Transcribe the records in full, keeping every character as it is.

- TASK MATERIAL:
-------

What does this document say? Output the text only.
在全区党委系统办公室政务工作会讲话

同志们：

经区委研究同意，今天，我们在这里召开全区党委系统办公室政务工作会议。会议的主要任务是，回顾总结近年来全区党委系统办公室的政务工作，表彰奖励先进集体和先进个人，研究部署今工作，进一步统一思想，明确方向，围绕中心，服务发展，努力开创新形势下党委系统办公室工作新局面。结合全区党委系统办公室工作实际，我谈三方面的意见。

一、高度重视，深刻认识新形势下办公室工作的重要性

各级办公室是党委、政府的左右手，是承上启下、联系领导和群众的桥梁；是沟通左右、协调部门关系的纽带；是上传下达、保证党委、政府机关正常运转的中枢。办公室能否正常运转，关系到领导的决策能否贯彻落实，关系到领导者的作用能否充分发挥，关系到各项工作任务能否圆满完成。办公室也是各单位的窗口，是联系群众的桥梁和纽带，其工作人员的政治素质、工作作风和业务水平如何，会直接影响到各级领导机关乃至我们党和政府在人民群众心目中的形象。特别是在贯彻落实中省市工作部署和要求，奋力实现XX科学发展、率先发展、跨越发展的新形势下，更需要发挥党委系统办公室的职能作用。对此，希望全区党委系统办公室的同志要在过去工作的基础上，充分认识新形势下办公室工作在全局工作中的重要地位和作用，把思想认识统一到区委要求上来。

-------

- SOLUTION TO THE EXERCISE:
What does this document say? Output the text only.
在全区党委系统办公室政务工作会讲话

同志们：

经区委研究同意，今天，我们在这里召开全区党委系统办公室政务工作会议。会议的主要任务是，回顾总结近年来全区党委系统办公室的政务工作，表彰奖励先进集体和先进个人，研究部署今工作，进一步统一思想，明确方向，围绕中心，服务发展，努力开创新形势下党委系统办公室工作新局面。结合全区党委系统办公室工作实际，我谈三方面的意见。

一、高度重视，深刻认识新形势下办公室工作的重要性

各级办公室是党委、政府的左右手，是承上启下、联系领导和群众的桥梁；是沟通左右、协调部门关系的纽带；是上传下达、保证党委、政府机关正常运转的中枢。办公室能否正常运转，关系到领导的决策能否贯彻落实，关系到领导者的作用能否充分发挥，关系到各项工作任务能否圆满完成。办公室也是各单位的窗口，是联系群众的桥梁和纽带，其工作人员的政治素质、工作作风和业务水平如何，会直接影响到各级领导机关乃至我们党和政府在人民群众心目中的形象。特别是在贯彻落实中省市工作部署和要求，奋力实现XX科学发展、率先发展、跨越发展的新形势下，更需要发挥党委系统办公室的职能作用。对此，希望全区党委系统办公室的同志要在过去工作的基础上，充分认识新形势下办公室工作在全局工作中的重要地位和作用，把思想认识统一到区委要求上来。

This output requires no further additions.